* **Your task**
Go through the records and extract every line with the word "photovoltaïque".
"""
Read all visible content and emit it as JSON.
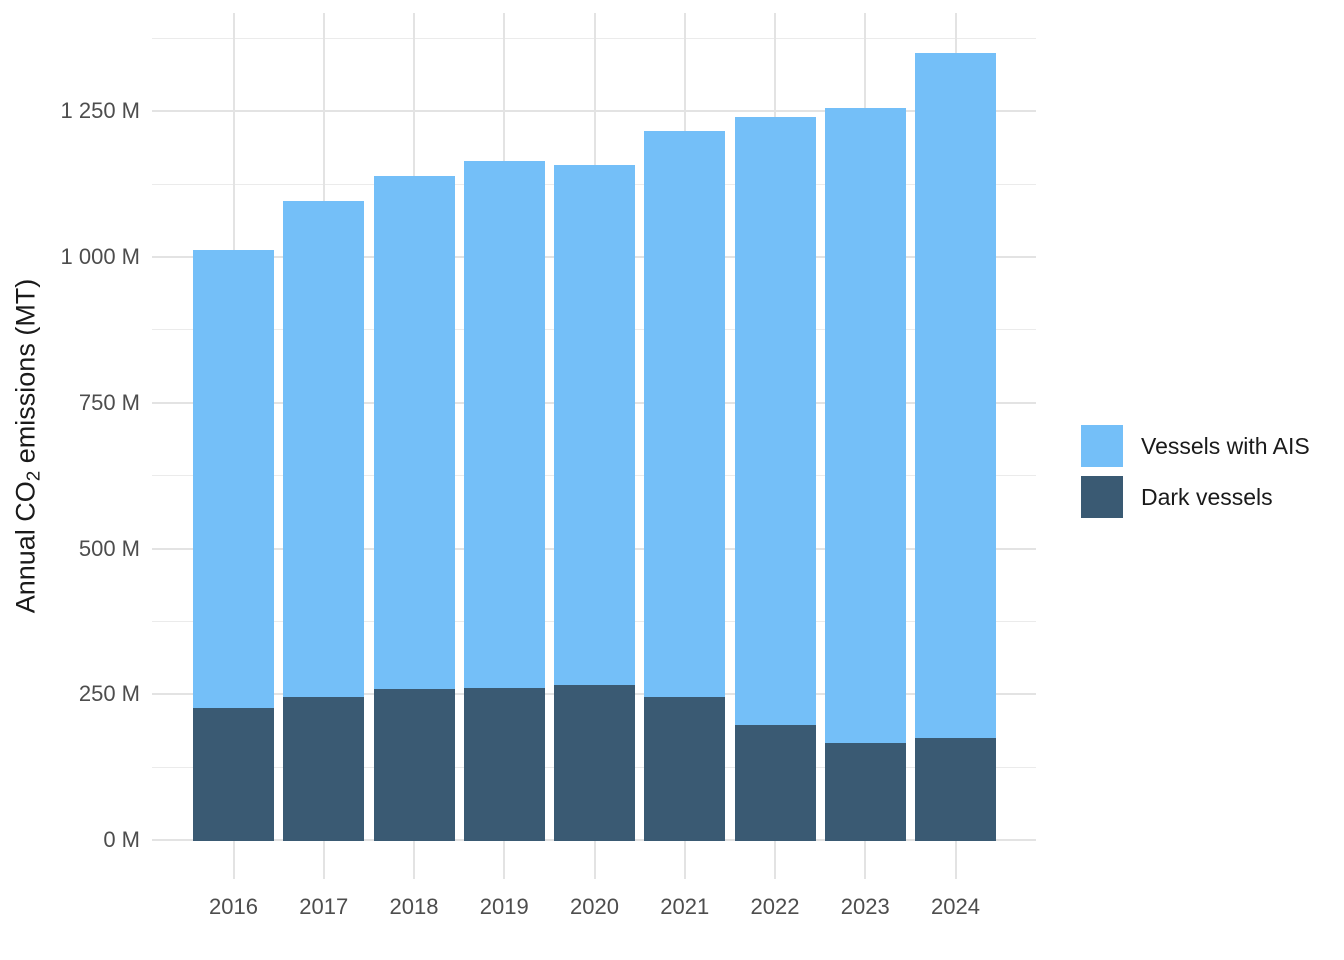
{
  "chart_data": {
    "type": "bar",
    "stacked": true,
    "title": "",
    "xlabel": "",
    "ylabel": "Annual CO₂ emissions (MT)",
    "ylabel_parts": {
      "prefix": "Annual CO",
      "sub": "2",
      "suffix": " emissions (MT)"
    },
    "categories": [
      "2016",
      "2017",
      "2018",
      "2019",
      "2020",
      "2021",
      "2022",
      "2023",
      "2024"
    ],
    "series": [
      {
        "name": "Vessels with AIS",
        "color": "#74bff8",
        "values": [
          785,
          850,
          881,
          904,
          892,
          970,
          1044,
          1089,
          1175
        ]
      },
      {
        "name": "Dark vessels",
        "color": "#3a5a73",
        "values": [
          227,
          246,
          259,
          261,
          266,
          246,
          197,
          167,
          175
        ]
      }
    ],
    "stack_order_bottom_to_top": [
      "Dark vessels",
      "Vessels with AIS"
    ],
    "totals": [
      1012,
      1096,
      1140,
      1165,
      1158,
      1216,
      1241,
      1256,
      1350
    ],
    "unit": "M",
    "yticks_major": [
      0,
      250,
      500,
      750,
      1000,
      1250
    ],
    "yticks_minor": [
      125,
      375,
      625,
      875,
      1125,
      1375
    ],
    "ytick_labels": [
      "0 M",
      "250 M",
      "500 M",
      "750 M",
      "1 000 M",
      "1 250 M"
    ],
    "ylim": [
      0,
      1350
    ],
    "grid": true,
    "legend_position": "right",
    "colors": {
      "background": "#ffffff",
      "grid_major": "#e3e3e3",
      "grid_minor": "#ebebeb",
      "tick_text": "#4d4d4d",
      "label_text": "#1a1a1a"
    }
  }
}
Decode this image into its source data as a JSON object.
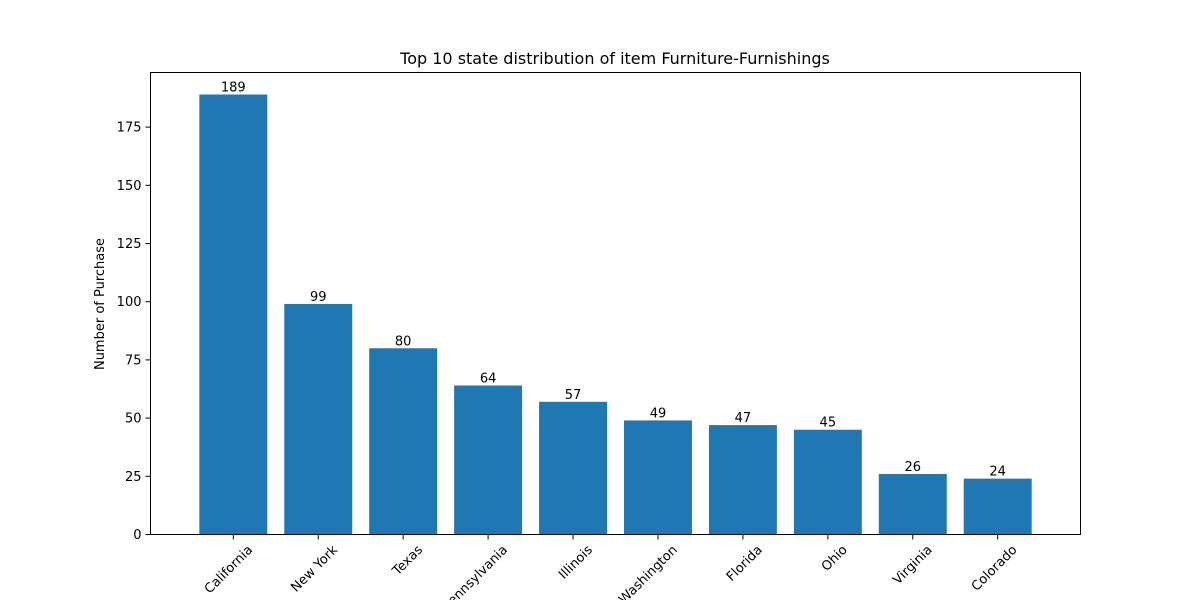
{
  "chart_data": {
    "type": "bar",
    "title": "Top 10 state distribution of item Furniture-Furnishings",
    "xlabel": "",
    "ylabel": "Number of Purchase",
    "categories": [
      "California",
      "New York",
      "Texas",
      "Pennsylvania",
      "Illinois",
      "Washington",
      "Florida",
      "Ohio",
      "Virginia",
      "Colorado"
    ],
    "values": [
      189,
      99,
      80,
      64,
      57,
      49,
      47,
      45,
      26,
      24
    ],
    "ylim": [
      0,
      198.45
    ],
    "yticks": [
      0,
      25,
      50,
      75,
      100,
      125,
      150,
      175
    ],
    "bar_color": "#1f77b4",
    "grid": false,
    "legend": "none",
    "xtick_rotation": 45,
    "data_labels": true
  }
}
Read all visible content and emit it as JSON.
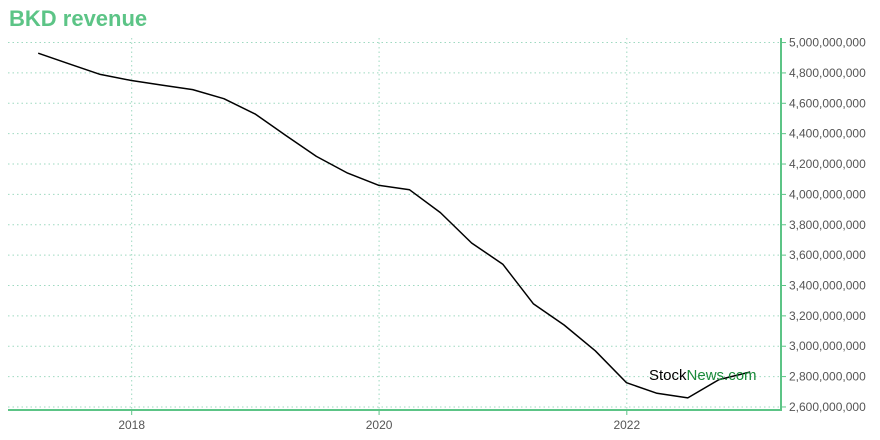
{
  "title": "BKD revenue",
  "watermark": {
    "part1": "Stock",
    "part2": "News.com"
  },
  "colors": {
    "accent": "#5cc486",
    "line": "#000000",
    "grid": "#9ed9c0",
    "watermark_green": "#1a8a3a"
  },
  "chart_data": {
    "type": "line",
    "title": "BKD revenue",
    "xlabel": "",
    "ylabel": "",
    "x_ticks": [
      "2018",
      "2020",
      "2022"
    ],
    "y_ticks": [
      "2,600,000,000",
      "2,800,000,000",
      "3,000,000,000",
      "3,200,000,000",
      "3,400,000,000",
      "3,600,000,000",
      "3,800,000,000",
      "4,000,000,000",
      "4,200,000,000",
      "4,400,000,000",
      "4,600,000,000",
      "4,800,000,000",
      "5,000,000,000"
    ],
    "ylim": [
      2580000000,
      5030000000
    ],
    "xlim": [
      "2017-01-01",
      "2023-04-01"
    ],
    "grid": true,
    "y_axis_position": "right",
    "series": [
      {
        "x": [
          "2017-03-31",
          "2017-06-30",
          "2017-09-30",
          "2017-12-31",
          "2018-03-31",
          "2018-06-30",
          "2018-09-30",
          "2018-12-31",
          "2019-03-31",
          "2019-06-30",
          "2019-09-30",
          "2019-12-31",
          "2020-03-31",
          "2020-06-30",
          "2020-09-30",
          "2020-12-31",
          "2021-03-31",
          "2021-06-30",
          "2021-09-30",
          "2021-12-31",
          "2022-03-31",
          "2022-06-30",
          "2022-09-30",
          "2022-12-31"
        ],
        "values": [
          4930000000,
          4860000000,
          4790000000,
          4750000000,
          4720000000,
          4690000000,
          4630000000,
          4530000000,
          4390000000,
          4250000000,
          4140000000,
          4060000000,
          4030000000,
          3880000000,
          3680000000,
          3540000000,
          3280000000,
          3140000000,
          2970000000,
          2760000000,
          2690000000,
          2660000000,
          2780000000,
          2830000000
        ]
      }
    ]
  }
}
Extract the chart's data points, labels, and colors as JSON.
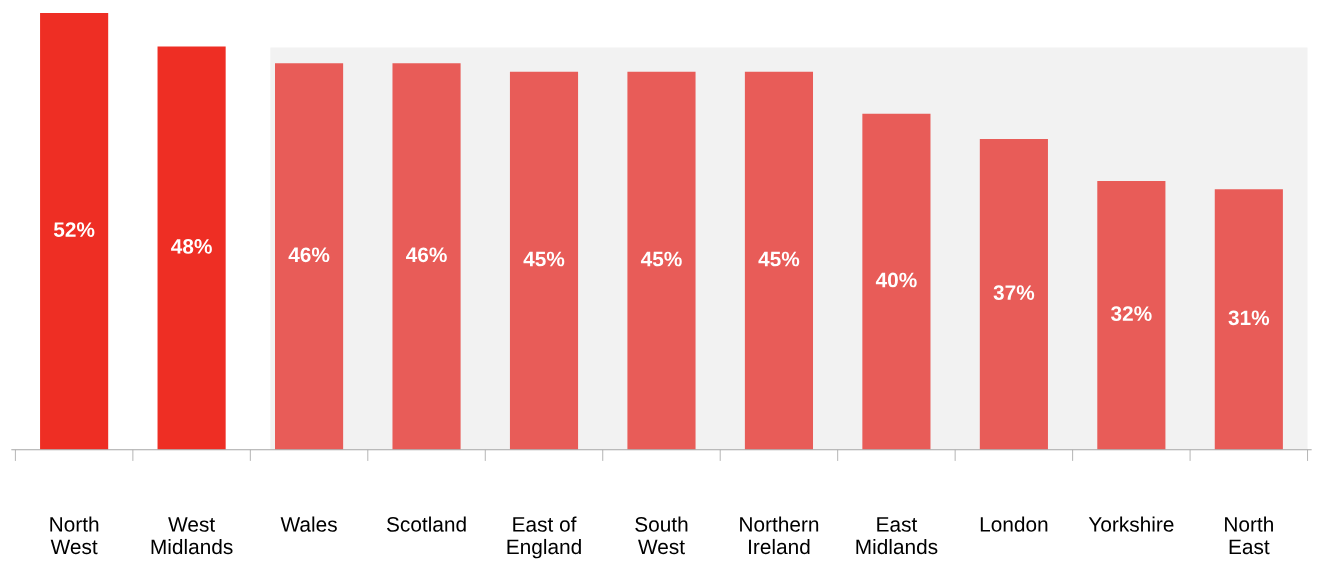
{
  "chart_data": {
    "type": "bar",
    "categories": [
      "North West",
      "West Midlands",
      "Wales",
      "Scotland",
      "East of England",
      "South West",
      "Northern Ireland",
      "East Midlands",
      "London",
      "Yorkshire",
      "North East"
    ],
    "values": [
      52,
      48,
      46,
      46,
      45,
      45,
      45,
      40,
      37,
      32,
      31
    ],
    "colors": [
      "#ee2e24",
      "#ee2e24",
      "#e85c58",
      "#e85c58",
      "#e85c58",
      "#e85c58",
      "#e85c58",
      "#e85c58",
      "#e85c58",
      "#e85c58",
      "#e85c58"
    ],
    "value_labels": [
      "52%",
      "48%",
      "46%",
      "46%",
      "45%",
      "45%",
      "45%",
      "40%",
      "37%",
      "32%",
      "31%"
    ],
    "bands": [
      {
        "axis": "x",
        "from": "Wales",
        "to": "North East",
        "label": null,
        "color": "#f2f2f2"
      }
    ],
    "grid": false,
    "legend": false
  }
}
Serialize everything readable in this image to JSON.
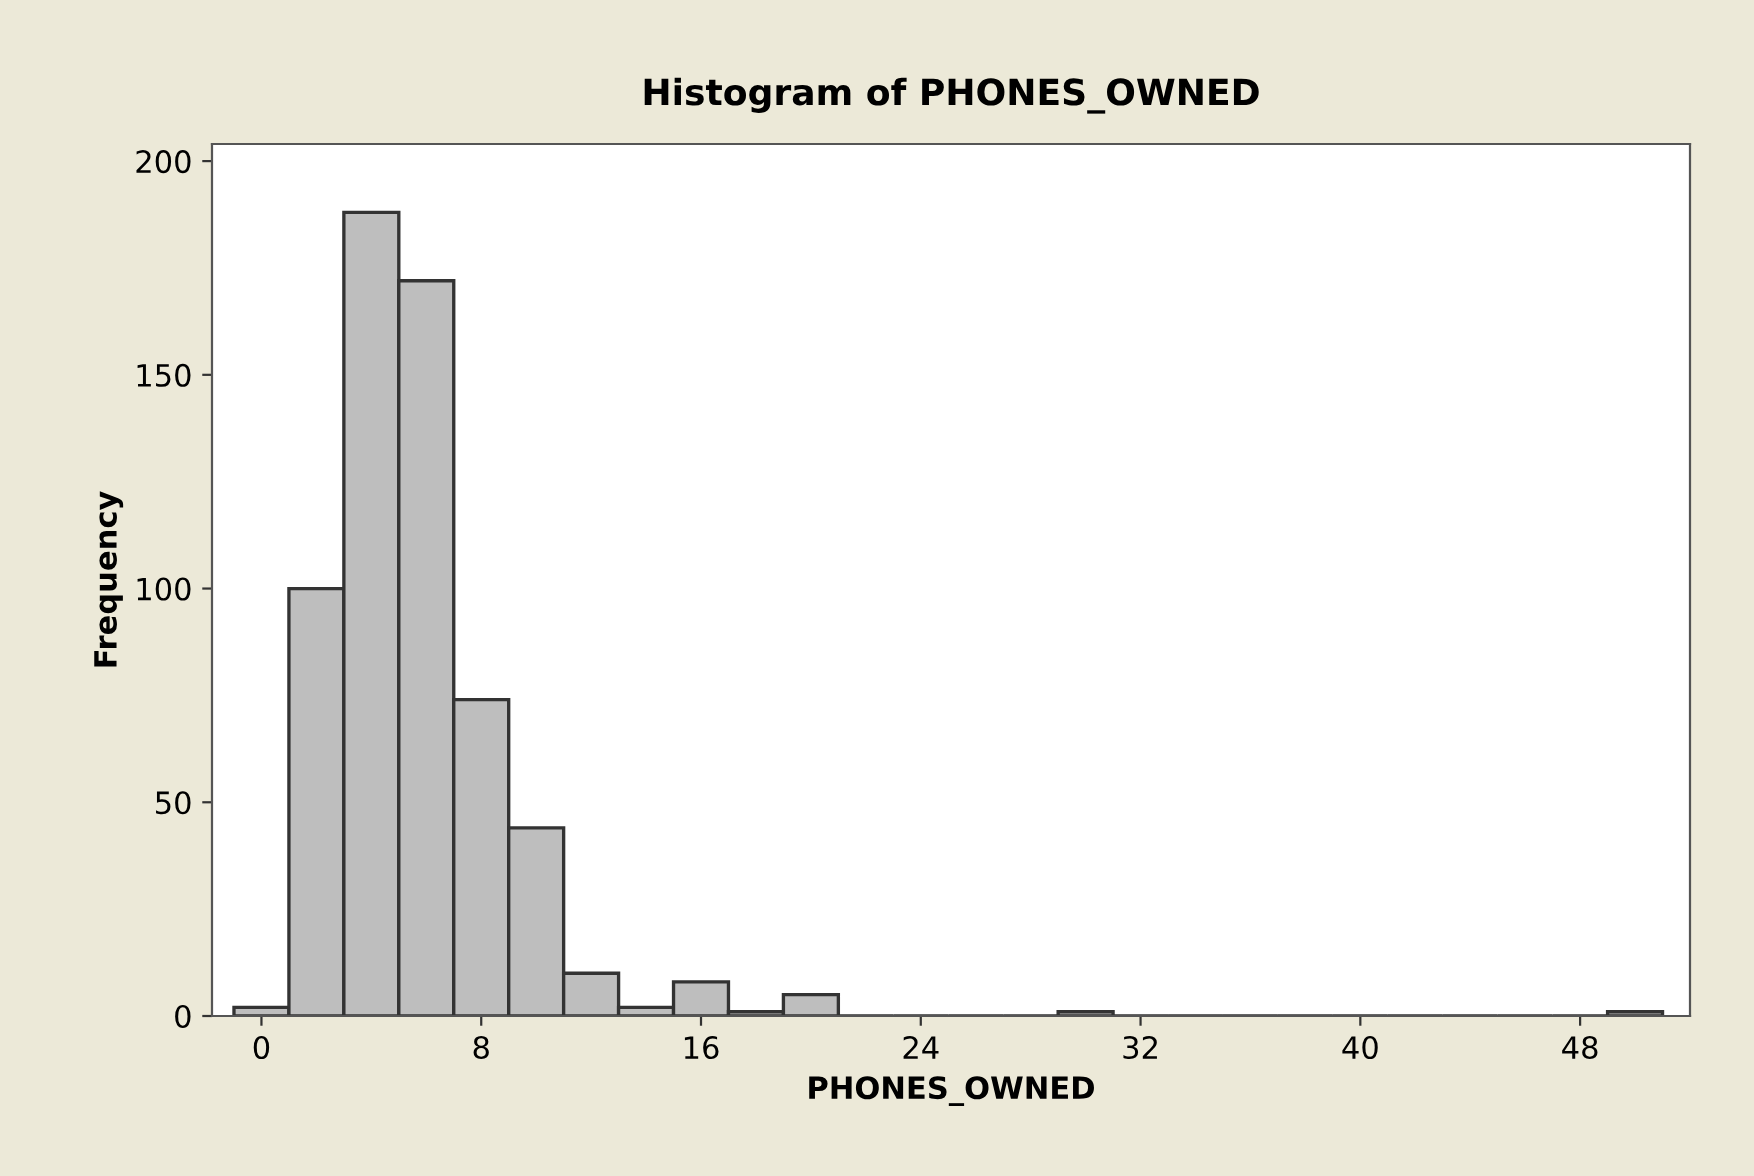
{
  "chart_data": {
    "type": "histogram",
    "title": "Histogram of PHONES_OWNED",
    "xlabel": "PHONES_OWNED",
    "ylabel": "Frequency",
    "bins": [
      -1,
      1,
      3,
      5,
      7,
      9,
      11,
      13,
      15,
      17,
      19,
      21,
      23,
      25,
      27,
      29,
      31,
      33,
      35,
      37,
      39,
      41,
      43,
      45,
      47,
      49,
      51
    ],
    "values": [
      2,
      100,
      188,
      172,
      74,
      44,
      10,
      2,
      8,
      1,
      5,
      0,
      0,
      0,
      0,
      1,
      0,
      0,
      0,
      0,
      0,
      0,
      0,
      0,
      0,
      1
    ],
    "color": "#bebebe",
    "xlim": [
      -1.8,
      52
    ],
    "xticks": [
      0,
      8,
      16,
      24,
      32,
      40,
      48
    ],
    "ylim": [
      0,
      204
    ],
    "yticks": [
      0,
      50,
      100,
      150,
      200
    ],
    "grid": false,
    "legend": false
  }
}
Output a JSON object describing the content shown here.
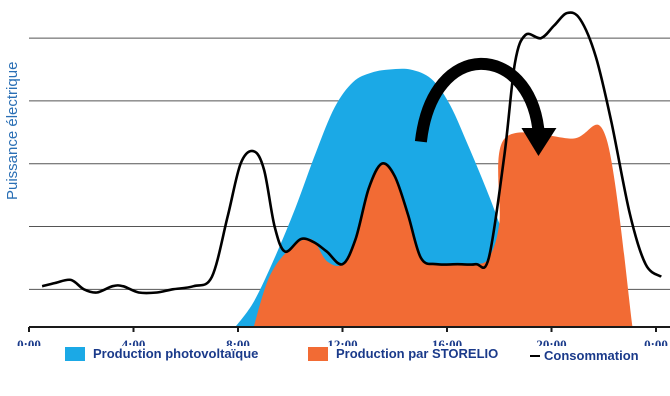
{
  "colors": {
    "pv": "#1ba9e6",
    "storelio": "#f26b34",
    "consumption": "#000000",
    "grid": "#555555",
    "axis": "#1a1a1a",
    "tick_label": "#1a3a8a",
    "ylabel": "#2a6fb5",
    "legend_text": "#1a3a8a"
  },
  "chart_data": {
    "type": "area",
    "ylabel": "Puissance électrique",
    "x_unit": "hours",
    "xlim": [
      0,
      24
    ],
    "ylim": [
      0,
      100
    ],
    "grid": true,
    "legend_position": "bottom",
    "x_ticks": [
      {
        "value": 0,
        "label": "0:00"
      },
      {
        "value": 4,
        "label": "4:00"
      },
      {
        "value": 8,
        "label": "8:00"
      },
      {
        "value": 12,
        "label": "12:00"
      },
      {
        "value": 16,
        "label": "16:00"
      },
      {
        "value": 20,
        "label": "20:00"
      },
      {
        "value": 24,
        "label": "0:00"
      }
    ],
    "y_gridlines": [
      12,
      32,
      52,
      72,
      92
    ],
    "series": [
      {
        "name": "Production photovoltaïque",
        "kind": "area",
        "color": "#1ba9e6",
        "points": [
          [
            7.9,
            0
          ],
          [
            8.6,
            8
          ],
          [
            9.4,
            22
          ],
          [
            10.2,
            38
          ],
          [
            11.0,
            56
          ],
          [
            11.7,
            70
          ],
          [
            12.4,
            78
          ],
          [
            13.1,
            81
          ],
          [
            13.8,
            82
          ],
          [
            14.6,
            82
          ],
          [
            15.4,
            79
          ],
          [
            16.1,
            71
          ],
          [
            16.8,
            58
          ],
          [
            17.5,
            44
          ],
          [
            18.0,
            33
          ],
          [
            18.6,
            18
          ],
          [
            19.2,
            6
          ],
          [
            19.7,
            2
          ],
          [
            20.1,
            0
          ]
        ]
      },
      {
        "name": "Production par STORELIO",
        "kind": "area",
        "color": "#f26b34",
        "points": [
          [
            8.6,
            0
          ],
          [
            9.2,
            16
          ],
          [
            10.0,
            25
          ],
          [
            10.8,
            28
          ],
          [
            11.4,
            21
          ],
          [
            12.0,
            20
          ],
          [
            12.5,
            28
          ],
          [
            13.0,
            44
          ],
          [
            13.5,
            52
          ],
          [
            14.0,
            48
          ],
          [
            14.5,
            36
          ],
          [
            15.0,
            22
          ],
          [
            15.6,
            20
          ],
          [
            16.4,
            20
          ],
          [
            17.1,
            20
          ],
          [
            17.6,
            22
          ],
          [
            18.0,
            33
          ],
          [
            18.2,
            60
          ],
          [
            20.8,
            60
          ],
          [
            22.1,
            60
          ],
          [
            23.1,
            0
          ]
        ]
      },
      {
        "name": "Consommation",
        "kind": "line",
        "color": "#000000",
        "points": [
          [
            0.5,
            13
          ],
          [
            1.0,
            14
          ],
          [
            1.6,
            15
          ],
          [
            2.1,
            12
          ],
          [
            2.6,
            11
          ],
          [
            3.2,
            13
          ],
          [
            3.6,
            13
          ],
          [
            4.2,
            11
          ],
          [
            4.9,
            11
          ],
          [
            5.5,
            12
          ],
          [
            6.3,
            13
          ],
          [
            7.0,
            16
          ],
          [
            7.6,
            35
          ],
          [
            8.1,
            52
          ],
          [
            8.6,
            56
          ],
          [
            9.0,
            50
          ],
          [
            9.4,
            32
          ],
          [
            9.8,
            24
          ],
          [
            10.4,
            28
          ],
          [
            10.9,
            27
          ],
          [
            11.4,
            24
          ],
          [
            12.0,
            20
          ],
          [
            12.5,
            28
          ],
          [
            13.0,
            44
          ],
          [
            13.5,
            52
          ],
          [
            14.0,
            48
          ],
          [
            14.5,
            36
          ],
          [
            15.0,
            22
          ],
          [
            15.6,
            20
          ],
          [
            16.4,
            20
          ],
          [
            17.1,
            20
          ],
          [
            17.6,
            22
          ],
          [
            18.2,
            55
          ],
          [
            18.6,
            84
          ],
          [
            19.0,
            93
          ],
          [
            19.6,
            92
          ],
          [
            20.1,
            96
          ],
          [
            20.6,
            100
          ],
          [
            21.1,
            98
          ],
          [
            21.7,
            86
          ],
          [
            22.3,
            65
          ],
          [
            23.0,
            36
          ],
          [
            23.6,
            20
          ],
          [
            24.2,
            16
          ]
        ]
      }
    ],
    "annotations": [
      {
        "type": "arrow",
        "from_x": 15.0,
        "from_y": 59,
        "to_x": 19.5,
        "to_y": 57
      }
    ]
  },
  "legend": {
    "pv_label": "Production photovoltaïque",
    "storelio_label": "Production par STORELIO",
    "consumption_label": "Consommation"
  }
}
"""
* **Solution for this problem**
        "name": "Production photovoltaïque",
    "pv_label": "Production photovoltaïque",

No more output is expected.